── Provided records ──

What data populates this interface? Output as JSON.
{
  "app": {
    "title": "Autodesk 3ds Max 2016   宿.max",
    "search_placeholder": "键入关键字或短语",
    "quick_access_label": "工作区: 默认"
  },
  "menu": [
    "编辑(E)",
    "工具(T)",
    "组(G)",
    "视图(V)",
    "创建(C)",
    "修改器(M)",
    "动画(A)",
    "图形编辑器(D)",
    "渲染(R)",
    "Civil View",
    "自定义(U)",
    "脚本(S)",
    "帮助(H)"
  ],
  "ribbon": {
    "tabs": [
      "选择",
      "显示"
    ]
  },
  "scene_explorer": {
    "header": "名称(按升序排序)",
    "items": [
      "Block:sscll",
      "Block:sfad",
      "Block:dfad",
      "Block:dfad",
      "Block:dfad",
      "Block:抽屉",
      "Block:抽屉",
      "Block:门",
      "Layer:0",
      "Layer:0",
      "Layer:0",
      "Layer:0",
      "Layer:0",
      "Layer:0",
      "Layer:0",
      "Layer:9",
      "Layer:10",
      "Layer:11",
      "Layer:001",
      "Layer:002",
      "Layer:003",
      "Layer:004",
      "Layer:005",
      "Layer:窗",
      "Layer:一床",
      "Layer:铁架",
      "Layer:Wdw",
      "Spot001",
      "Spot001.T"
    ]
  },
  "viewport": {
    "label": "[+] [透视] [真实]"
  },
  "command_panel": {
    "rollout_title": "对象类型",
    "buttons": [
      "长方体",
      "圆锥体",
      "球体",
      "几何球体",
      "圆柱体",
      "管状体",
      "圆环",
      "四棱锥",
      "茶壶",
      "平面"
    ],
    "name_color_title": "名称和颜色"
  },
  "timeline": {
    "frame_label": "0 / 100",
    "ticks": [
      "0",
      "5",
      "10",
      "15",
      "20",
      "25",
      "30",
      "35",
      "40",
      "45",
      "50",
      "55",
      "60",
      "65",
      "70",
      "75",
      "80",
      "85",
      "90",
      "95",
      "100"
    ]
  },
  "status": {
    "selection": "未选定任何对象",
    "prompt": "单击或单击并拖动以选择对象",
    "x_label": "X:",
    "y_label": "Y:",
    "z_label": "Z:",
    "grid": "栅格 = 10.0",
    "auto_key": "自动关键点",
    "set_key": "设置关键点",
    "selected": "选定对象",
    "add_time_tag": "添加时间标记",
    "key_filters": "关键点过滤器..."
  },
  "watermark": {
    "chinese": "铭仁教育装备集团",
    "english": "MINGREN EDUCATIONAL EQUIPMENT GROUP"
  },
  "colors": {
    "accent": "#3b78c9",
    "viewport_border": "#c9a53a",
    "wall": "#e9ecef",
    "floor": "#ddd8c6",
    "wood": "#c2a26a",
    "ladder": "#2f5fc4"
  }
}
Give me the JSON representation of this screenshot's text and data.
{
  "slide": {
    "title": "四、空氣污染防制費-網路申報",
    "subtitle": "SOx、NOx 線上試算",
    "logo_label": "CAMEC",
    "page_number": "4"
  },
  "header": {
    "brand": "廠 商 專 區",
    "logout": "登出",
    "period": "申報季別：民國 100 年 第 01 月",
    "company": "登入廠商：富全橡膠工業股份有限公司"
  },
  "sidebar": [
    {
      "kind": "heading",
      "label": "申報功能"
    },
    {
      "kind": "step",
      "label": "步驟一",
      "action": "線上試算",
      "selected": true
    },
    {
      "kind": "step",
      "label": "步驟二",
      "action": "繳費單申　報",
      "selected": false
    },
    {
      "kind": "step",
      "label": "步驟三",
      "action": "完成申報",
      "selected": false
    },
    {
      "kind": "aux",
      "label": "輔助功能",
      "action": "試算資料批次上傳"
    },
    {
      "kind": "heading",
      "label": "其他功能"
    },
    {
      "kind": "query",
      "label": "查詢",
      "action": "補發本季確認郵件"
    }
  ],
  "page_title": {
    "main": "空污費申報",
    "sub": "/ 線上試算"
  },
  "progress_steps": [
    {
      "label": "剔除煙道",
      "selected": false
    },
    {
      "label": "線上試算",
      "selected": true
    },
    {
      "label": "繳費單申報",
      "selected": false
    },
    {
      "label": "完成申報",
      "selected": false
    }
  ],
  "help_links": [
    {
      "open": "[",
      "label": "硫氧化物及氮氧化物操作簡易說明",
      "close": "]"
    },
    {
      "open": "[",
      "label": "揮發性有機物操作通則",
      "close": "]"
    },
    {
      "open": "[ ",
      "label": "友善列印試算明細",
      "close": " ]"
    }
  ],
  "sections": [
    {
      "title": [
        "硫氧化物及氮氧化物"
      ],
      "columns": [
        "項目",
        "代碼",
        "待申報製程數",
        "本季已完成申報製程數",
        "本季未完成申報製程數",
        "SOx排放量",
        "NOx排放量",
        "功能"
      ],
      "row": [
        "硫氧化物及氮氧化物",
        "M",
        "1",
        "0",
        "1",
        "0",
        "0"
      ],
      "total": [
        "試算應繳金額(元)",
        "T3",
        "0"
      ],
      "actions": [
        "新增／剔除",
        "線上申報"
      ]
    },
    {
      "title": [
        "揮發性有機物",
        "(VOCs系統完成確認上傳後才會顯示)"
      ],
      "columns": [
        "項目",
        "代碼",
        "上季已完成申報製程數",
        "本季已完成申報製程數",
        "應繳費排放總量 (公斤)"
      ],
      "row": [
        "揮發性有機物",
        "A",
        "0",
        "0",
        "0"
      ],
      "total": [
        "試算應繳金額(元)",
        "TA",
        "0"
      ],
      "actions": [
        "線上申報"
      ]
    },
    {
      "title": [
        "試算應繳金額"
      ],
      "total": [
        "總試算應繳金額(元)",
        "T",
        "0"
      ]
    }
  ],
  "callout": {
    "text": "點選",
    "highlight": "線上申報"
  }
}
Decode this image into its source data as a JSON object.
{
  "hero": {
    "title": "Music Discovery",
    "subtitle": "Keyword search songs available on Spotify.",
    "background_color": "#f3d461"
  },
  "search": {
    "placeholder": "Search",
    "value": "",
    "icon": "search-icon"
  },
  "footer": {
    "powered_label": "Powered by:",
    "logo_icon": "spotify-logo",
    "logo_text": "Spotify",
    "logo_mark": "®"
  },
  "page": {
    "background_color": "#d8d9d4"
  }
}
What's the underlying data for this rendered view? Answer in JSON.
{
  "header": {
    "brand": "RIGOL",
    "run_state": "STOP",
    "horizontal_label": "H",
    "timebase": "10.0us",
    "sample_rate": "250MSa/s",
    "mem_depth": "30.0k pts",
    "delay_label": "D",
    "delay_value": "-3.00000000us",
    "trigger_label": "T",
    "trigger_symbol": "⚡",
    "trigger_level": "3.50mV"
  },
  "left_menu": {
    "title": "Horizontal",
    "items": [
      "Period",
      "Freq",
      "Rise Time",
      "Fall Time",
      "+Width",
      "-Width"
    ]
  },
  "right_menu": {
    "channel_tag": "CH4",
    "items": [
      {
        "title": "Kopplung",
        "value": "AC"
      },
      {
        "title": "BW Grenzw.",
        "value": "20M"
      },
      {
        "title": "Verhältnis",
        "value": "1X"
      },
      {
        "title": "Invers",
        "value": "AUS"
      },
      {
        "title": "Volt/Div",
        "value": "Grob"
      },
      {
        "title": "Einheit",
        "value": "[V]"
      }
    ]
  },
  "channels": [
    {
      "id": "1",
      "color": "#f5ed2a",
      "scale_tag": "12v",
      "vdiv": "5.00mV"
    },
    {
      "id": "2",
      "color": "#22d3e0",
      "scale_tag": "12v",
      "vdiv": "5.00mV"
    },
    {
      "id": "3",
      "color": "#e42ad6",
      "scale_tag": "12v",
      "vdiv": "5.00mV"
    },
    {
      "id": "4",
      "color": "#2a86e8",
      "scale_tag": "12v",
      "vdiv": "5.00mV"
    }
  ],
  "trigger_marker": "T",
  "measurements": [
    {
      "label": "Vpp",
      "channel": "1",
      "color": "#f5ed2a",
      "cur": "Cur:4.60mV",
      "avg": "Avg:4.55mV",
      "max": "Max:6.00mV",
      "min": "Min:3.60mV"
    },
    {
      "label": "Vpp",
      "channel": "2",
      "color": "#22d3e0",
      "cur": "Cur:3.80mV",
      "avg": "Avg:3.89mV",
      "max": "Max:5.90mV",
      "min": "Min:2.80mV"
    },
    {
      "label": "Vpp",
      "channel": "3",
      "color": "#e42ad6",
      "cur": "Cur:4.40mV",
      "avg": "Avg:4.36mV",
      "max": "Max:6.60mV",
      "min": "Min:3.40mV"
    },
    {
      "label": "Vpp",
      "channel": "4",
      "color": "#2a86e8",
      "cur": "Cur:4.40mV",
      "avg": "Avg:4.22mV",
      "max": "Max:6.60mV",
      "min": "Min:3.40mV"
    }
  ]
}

───

Given instruction
How many lines of the listing include the string "What"? Answer with the number alone.

Final result
2